Below are the records; reproduce all of them exactly but without any images.

⟨

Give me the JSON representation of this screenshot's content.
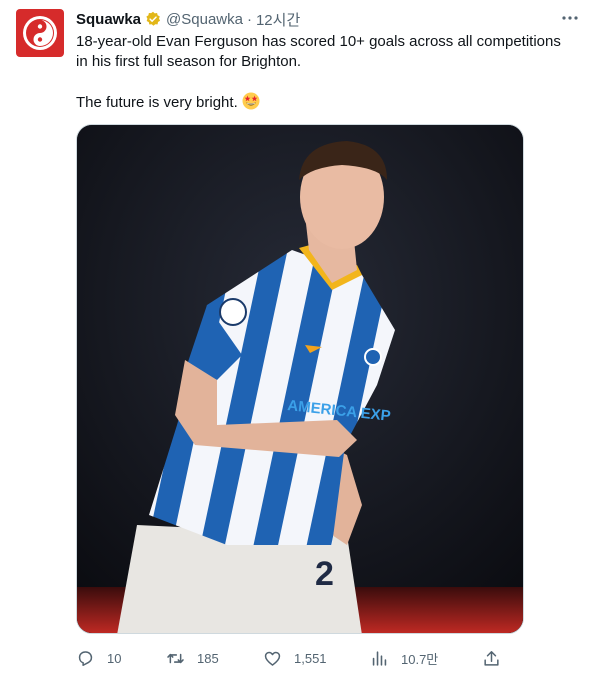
{
  "author": {
    "name": "Squawka",
    "handle": "@Squawka",
    "separator": "·",
    "time": "12시간"
  },
  "tweet": {
    "line1": "18-year-old Evan Ferguson has scored 10+ goals across all competitions in his first full season for Brighton.",
    "line2": "The future is very bright.",
    "emoji": "star-struck-emoji"
  },
  "media": {
    "jersey_number": "2",
    "sponsor_text": "AMERICA EXP"
  },
  "actions": {
    "replies": "10",
    "retweets": "185",
    "likes": "1,551",
    "views": "10.7만"
  },
  "colors": {
    "brand_red": "#d62b2b",
    "verified_gold": "#e2b719",
    "muted_text": "#536471",
    "jersey_blue": "#1f63b3"
  }
}
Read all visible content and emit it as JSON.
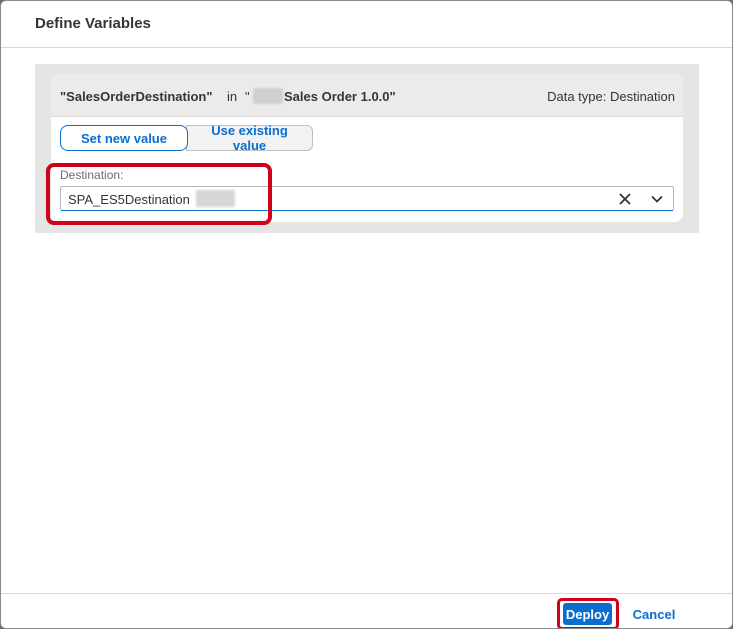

⟩

▶ ANSWER TO THE PROBLEM
Give me the JSON representation of this screenshot's content.
{
  "author": {
    "name": "Squawka",
    "handle": "@Squawka",
    "separator": "·",
    "time": "12시간"
  },
  "tweet": {
    "line1": "18-year-old Evan Ferguson has scored 10+ goals across all competitions in his first full season for Brighton.",
    "line2": "The future is very bright.",
    "emoji": "star-struck-emoji"
  },
  "media": {
    "jersey_number": "2",
    "sponsor_text": "AMERICA EXP"
  },
  "actions": {
    "replies": "10",
    "retweets": "185",
    "likes": "1,551",
    "views": "10.7만"
  },
  "colors": {
    "brand_red": "#d62b2b",
    "verified_gold": "#e2b719",
    "muted_text": "#536471",
    "jersey_blue": "#1f63b3"
  }
}
Read all visible content and emit it as JSON.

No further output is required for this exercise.